PROBLEM REQUIREMENTS
Reproduce the full listing that appears beneath this instruction exactly.

Collected data:

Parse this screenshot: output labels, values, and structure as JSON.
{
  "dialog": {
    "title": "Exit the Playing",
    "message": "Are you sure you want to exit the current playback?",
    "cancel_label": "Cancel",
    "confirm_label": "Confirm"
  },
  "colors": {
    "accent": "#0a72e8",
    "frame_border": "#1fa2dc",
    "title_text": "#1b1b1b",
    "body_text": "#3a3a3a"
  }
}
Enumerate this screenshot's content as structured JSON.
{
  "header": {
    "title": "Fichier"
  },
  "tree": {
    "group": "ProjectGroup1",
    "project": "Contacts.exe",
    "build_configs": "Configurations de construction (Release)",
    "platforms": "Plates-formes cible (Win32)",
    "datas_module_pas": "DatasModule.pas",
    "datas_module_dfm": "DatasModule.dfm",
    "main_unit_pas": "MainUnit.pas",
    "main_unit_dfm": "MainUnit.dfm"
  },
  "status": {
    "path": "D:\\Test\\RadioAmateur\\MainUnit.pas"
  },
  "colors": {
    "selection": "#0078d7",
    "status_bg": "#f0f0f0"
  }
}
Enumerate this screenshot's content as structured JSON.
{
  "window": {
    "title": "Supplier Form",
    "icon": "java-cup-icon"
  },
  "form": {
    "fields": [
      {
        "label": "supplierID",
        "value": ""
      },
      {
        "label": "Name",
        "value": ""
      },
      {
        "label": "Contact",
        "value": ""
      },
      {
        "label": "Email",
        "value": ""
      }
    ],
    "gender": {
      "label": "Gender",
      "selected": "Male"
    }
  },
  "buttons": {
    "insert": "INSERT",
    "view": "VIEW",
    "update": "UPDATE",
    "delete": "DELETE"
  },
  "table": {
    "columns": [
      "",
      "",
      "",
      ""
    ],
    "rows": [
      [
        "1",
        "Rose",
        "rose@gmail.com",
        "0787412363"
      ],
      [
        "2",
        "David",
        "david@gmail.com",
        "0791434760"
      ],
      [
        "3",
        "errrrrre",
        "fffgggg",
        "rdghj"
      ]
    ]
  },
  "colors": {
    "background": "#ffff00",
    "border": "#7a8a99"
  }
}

SOLUTION TO THIS TASK
Parse this screenshot: output labels, values, and structure as JSON.
{
  "dialog": {
    "title": "Exit the Playing",
    "message": "Are you sure you want to exit the current playback?",
    "cancel_label": "Cancel",
    "confirm_label": "Confirm"
  },
  "colors": {
    "accent": "#0a72e8",
    "frame_border": "#1fa2dc",
    "title_text": "#1b1b1b",
    "body_text": "#3a3a3a"
  }
}
Enumerate this screenshot's content as structured JSON.
{
  "header": {
    "title": "Fichier"
  },
  "tree": {
    "group": "ProjectGroup1",
    "project": "Contacts.exe",
    "build_configs": "Configurations de construction (Release)",
    "platforms": "Plates-formes cible (Win32)",
    "datas_module_pas": "DatasModule.pas",
    "datas_module_dfm": "DatasModule.dfm",
    "main_unit_pas": "MainUnit.pas",
    "main_unit_dfm": "MainUnit.dfm"
  },
  "status": {
    "path": "D:\\Test\\RadioAmateur\\MainUnit.pas"
  },
  "colors": {
    "selection": "#0078d7",
    "status_bg": "#f0f0f0"
  }
}
Enumerate this screenshot's content as structured JSON.
{
  "window": {
    "title": "Supplier Form",
    "icon": "java-cup-icon"
  },
  "form": {
    "fields": [
      {
        "label": "supplierID",
        "value": ""
      },
      {
        "label": "Name",
        "value": ""
      },
      {
        "label": "Contact",
        "value": ""
      },
      {
        "label": "Email",
        "value": ""
      }
    ],
    "gender": {
      "label": "Gender",
      "selected": "Male"
    }
  },
  "buttons": {
    "insert": "INSERT",
    "view": "VIEW",
    "update": "UPDATE",
    "delete": "DELETE"
  },
  "table": {
    "columns": [
      "",
      "",
      "",
      ""
    ],
    "rows": [
      [
        "1",
        "Rose",
        "rose@gmail.com",
        "0787412363"
      ],
      [
        "2",
        "David",
        "david@gmail.com",
        "0791434760"
      ],
      [
        "3",
        "errrrrre",
        "fffgggg",
        "rdghj"
      ]
    ]
  },
  "colors": {
    "background": "#ffff00",
    "border": "#7a8a99"
  }
}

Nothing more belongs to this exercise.